Given data:

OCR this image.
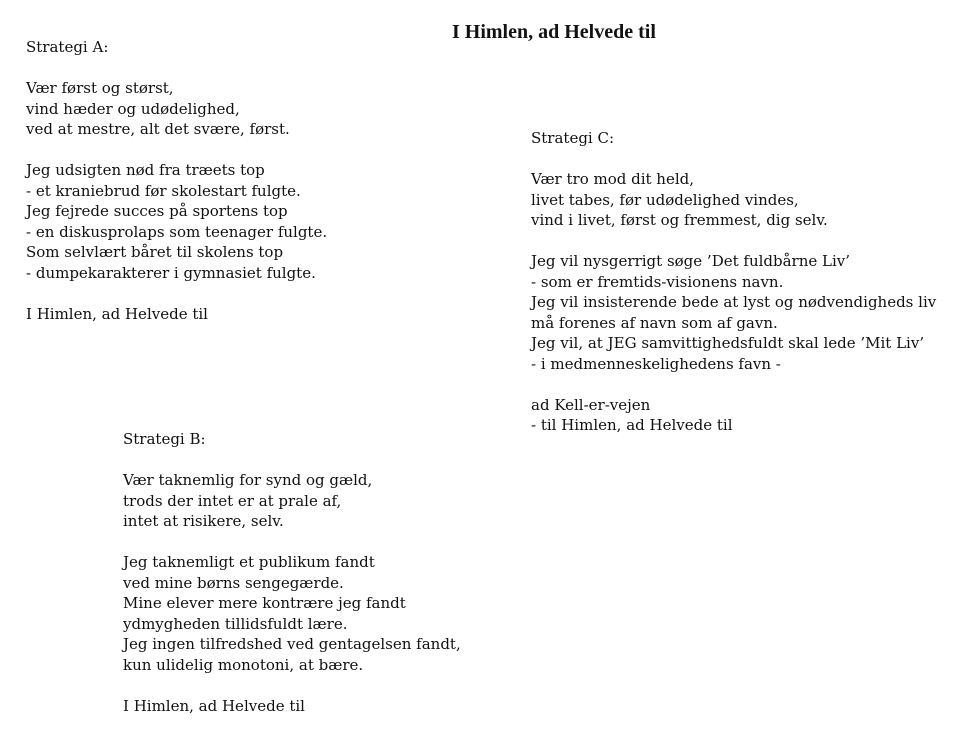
I Himlen, ad Helvede til
Strategi A:
Vær først og størst,
vind hæder og udødelighed,
ved at mestre, alt det svære, først.
Jeg udsigten nød fra træets top
- et kraniebrud før skolestart fulgte.
Jeg fejrede succes på sportens top
- en diskusprolaps som teenager fulgte.
Som selvlært båret til skolens top
- dumpekarakterer i gymnasiet fulgte.
I Himlen, ad Helvede til
Strategi B:
Vær taknemlig for synd og gæld,
trods der intet er at prale af,
intet at risikere, selv.
Jeg taknemligt et publikum fandt
ved mine børns sengegærde.
Mine elever mere kontrære jeg fandt
ydmygheden tillidsfuldt lære.
Jeg ingen tilfredshed ved gentagelsen fandt,
kun ulidelig monotoni, at bære.
I Himlen, ad Helvede til
Strategi C:
Vær tro mod dit held,
livet tabes, før udødelighed vindes,
vind i livet, først og fremmest, dig selv.
Jeg vil nysgerrigt søge ’Det fuldbårne Liv’
- som er fremtids-visionens navn.
Jeg vil insisterende bede at lyst og nødvendigheds liv
må forenes af navn som af gavn.
Jeg vil, at JEG samvittighedsfuldt skal lede ’Mit Liv’
- i medmenneskelighedens favn -
ad Kell-er-vejen
- til Himlen, ad Helvede til
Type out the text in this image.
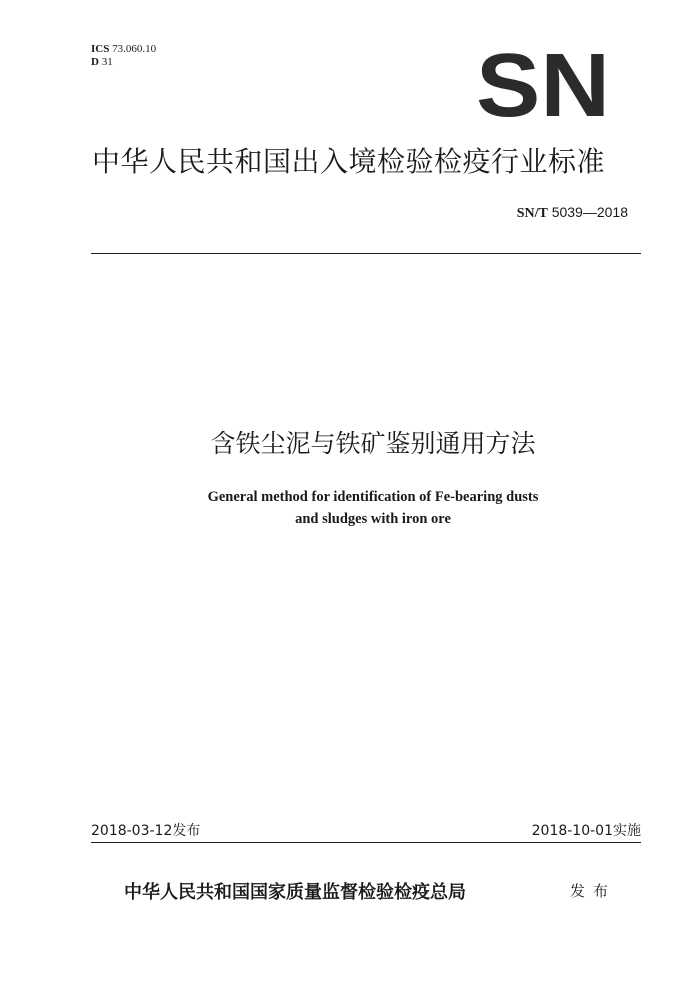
ICS 73.060.10
D 31	SN
中华人民共和国出入境检验检疫行业标准
SN/T 5039—2018
含铁尘泥与铁矿鉴别通用方法
General method for identification of Fe-bearing dusts
and sludges with iron ore
2018-03-12发布	2018-10-01实施
中华人民共和国国家质量监督检验检疫总局	发布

Required work: Return all lines of the material above in which the word "intet" occurs.

Exercise answer:
trods der intet er at prale af,
intet at risikere, selv.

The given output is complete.